▸ Problems and tasks
[1] According to the text on Edmonton-North West, from which district did it gain three neighbourhoods?
[2] Resume the Edmonton-North West text from its final sentence and carry it forward.
====== Provided text
Edmonton-North West is a provincial electoral district in Alberta, Canada that has existed twice, first as Edmonton North West between 1959 and 1971, and for a second time since 2019. The district is one of 87 districts mandated to return a single member (MLA) to the Legislative Assembly of Alberta using the first past the post method of voting. It will be contested next in the 2023 Alberta election.

Geography
The district is located in northwest Edmonton, containing the neighbourhoods of Lauderdale, Rosslyn, Kensington, Griesbach, Carlisle, Caernarvon, Baranow, Hudson, Cumberland, Oxford, Carlton, and The Palisades, as well as the area west of 142 St NW and north of 137 Ave NW to the border with St. Albert.

History

Boundary History
The district was created as Edmonton North West in the 1959 redistribution which broke up the mega-ridings of Edmonton and Calgary, creating a number of single-member districts in their place. It was replaced with Edmonton-Calder in 1971, but re-created from the same riding in 2017 when the Electoral Boundaries Commission recommended moving the Calder neighbourhood (among others) out of the riding. The district also gained three neighbourhoods from Edmonton-Castle Downs.
============
====== Dataset excerpts
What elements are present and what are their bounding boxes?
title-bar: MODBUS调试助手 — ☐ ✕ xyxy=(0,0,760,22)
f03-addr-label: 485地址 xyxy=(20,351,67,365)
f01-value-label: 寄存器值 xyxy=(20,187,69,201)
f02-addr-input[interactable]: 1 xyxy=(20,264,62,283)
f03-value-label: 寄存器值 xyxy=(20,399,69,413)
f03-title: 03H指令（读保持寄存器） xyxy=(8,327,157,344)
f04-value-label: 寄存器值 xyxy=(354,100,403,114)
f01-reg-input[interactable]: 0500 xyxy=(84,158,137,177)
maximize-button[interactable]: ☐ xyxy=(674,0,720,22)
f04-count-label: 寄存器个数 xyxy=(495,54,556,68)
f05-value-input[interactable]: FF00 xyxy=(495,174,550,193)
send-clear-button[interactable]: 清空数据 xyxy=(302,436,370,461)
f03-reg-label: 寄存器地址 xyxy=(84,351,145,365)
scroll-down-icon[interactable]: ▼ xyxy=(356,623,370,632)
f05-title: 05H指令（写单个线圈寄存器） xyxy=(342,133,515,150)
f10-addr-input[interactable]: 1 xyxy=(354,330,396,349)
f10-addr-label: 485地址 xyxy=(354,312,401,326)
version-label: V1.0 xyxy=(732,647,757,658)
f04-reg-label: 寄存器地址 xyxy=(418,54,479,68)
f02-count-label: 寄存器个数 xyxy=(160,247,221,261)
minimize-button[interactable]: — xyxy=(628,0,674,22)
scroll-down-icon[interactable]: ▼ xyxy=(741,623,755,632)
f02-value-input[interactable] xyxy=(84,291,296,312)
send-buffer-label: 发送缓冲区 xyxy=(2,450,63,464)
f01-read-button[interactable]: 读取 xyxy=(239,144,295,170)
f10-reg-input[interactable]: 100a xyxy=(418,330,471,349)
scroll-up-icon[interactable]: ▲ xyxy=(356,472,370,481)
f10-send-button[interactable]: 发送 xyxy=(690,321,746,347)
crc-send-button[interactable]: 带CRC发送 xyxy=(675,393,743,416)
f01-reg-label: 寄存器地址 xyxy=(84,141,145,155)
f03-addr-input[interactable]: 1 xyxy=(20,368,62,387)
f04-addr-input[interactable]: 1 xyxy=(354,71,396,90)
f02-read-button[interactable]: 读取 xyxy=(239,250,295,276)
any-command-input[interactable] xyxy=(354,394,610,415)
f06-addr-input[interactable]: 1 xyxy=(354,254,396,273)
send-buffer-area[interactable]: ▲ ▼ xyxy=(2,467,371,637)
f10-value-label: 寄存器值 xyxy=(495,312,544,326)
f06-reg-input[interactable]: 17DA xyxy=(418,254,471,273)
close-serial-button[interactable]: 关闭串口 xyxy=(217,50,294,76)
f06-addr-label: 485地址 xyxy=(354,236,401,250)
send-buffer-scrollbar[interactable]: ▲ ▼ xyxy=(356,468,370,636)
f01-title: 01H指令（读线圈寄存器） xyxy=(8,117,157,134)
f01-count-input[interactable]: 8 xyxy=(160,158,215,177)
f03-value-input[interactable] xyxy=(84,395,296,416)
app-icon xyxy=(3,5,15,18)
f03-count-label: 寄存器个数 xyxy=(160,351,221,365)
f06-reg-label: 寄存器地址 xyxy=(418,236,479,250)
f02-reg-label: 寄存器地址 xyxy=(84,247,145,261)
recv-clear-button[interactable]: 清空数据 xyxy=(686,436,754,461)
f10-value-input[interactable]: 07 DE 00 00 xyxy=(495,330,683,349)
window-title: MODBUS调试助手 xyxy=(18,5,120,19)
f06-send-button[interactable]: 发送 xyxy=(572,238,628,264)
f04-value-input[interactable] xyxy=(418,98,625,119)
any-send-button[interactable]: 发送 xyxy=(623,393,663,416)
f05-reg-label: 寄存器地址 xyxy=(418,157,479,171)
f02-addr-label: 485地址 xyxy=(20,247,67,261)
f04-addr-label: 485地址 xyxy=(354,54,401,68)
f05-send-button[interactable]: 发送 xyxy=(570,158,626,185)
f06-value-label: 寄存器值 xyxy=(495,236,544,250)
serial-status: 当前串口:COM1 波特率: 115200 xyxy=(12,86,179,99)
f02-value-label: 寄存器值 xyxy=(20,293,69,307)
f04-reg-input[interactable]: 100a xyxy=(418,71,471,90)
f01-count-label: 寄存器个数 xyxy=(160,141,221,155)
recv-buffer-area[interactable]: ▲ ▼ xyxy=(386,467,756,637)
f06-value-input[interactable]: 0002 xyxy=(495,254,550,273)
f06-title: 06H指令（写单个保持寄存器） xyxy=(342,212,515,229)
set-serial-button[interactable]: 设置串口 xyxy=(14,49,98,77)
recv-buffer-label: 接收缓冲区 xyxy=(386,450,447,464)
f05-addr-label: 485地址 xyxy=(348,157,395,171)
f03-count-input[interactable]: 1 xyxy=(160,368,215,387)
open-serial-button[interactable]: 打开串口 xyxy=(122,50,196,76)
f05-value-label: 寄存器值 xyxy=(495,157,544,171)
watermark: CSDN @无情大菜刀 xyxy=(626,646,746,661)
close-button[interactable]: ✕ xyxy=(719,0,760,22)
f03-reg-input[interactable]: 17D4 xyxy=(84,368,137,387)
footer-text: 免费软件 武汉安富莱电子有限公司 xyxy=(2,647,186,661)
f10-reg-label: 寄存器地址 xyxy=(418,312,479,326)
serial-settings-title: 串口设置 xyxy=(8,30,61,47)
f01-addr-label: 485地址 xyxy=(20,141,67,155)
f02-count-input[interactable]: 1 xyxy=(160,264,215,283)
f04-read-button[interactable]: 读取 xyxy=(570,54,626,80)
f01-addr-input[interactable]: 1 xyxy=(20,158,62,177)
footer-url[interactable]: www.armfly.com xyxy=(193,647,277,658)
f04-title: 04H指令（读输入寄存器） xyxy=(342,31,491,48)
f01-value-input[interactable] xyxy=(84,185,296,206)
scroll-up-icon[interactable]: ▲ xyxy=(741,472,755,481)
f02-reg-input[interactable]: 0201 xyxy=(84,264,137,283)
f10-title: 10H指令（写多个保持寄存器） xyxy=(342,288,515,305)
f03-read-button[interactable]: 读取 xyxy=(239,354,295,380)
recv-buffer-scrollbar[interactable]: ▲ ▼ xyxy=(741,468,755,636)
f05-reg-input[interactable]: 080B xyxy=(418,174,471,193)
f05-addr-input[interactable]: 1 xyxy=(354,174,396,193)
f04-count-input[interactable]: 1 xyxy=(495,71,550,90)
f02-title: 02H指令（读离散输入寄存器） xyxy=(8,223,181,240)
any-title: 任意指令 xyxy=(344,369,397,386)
============
▸ Final answers
[1] Edmonton-Castle Downs

[2]
Representation history

The district was represented from 1959 to 1971 by Edgar Gerhart of the Alberta Social Credit Party, who had already served as one of several MLAs for Edmonton before it was split. He served as Minister of Municipal Affairs under premier Ernest Manning for his final term, and briefly as Attorney General as well under Harry Strom. Gerhart was defeated in Edmonton-Calder in the 1971 election.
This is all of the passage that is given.